# EXTRAIT DU DOCUMENT
====================

Je reconnais avec humilité votre polyvalence, je me demande comment vous faites pour naviguer de la philosophie pure, à la mathématique essentielle, en passant par l'émouvante poésie d'un homme hyper sensible qui s'illumine devant un lever de soleil sur la montagne, pour aller jusqu'à Dieu....
Je n'ai pas vos références, ni votre mémoire, ni votre culture, ni surtout votre admirable vocabulaire.... Tout ce que j'écris vient de mon être propre, je ne sais m'appuyer sur aucun savant, aucun nom prestigieux, comme vous pouvez le faire ainsi que notre cher Pierre Henri THOREUX...
Mais je vous remercie, cher Monsieur Poindron, vous m'émouvez profondément.
Vous repartez en vacances, et moi, je ne suis pas partie. Mais j'ai de la matière pour une semaine au moins!!!! Pour décortiquer ce que vous venez d'écrire aujourd'hui!
Quand vous reviendrez, je pense que je pourrais vous envoyer la photo de la blonde auréole que j'aurais enfin au-dessus de la tête!!!
Bonnes vacances, Monsieur Poindron!!! Et merci pour tout!
Chère CORATINE, je dois vous donner une réponse en deux temps.
1. KANT dit qu'il est impossible d'avoir accès à la connaissance profonde de l'être, mais seulement à une représentation que le sujet pensant peut en avoir, en raison de deux limitations importantes qui sont les conditions dites a priori de la connaissance : l'espace et le temps d'une part, les catégories de l'entendement (analogie, non contradiction, comparaison etc.) Par ailleurs, nous apprenons avec EINSTEIN que ni la matière ni l'énergie ne peuvent se déplacer ou se propager à une vitesse supérieure à celle de la lumière. C'est une limitation absolue. Mais si l'on arrive à prouver EXPERIMENTALEMENT qu'une information peut se propager instantanément d'une particule physique à l'autre, il faut accepter l'idée (a) soit qu'elles étaient dans le même "état" avant qu'on ne mesure celui-ci et qu'elles ne se séparent (or ces états sont parfaitement aléatoires ; ils ne sont pas prédictibles, seulement observés ; ce ne peut pas être la bonne explication) ; (b) soit que des informations sont instantanément transmise, parce que les deux particules ne font qu'un ; elles échappent donc aux conditions de la connaissance a priori et peuvent être considérées comme l'être des "choses" qu'elles sont vraiment. Les physiciens matérialistes (BRICMONT par exemple) sont consternés par ce résultat. Mais ils l'admettent sans se l'expliquer (action magique, action fantomatique, etc.

====================

# CONSIGNES
1/ D'après l'extrait du document, quelle limitation absolue Einstein nous fait-il connaître ?
2/ Recopiez le passage de l'extrait du document compris entre « Je n'ai pas » et « vous m'émouvez profondément. », ces deux passages inclus.

# DONNÉES FOURNIES
====================

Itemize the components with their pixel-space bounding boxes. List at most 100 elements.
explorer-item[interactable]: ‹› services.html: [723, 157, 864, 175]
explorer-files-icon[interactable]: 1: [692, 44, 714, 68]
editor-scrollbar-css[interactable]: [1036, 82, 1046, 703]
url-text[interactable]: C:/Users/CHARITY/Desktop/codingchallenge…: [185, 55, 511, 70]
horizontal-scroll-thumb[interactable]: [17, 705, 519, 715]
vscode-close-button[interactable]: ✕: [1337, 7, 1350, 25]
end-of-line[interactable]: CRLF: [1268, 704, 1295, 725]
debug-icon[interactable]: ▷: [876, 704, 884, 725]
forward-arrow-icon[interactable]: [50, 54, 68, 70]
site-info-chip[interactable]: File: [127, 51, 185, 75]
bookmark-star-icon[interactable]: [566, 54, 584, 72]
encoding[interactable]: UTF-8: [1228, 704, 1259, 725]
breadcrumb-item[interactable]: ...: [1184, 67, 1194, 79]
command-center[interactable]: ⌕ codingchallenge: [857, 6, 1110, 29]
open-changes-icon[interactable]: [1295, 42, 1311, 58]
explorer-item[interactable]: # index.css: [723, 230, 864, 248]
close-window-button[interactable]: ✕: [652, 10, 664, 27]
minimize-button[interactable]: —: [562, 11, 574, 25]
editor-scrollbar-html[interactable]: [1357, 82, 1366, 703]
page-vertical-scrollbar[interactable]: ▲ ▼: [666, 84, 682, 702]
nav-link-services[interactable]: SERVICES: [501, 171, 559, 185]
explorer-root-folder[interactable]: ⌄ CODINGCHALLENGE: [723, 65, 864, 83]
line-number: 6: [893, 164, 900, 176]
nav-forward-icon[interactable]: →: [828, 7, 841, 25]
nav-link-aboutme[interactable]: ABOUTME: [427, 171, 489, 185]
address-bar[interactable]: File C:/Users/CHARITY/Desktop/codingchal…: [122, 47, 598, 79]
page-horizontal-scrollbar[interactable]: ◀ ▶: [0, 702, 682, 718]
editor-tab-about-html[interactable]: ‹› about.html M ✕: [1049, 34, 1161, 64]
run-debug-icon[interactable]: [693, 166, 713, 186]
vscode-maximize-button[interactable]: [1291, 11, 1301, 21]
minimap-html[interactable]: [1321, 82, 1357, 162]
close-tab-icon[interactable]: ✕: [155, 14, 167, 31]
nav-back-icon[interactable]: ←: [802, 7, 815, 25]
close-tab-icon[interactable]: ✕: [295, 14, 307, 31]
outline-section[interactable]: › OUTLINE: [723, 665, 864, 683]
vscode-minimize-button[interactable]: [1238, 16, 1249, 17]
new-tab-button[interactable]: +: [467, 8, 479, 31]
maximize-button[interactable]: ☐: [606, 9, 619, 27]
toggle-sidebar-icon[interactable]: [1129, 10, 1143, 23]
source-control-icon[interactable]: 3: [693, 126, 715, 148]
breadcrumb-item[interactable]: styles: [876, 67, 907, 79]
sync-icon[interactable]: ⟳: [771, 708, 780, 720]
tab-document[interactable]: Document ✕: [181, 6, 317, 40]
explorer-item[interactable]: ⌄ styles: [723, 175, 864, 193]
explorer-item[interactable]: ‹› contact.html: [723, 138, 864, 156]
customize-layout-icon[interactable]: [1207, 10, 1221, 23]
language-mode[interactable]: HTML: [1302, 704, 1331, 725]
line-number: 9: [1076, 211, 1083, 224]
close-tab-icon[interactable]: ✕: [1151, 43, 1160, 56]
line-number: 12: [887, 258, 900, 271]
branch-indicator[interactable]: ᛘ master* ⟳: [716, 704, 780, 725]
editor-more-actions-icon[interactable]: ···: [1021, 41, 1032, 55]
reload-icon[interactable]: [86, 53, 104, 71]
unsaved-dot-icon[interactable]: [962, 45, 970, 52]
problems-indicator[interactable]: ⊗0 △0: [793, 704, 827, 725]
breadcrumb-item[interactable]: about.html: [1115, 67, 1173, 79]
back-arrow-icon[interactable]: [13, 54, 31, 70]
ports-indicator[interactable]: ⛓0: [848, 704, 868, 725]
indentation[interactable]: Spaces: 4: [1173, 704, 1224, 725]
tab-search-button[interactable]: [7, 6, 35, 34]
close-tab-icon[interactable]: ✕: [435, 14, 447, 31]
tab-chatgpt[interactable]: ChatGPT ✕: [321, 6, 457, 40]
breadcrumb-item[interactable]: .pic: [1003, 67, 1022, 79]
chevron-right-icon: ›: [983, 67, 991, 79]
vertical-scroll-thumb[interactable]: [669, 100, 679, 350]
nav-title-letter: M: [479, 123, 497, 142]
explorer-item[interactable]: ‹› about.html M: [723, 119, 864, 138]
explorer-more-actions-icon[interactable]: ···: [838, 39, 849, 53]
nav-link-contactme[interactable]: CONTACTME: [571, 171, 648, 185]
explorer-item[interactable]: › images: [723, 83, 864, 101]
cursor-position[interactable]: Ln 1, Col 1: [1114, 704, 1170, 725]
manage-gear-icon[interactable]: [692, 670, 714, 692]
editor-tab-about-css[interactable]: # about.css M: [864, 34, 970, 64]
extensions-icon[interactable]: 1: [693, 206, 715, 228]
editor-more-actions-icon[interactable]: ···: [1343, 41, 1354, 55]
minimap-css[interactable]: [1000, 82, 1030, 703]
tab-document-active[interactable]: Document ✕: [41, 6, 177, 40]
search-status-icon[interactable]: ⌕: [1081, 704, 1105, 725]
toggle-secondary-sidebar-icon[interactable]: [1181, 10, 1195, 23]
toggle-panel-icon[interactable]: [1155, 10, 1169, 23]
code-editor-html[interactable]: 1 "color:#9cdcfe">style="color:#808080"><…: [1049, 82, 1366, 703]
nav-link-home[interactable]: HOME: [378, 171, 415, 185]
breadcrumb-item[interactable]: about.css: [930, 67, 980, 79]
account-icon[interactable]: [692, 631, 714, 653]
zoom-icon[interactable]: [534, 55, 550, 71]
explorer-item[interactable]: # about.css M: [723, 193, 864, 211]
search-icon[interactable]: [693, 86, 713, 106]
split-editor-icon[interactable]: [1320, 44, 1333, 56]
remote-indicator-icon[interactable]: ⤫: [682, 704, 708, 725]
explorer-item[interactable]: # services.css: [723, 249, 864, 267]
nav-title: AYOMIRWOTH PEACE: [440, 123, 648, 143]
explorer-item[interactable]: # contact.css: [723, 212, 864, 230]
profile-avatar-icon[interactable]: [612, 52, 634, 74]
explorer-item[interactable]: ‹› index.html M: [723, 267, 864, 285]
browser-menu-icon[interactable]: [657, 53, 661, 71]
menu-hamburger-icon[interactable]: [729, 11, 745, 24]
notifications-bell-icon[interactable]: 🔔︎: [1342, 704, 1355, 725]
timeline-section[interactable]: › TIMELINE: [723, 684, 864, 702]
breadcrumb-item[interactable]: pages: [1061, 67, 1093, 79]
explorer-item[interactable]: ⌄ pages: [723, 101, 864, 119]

====================

# RÉPONSES PAR CONSIGNE
1/ Ni la matière ni l'énergie ne peuvent se déplacer ou se propager à une vitesse supérieure à celle de la lumière.

2/
Je n'ai pas vos références, ni votre mémoire, ni votre culture, ni surtout votre admirable vocabulaire.... Tout ce que j'écris vient de mon être propre, je ne sais m'appuyer sur aucun savant, aucun nom prestigieux, comme vous pouvez le faire ainsi que notre cher Pierre Henri THOREUX...
Mais je vous remercie, cher Monsieur Poindron, vous m'émouvez profondément.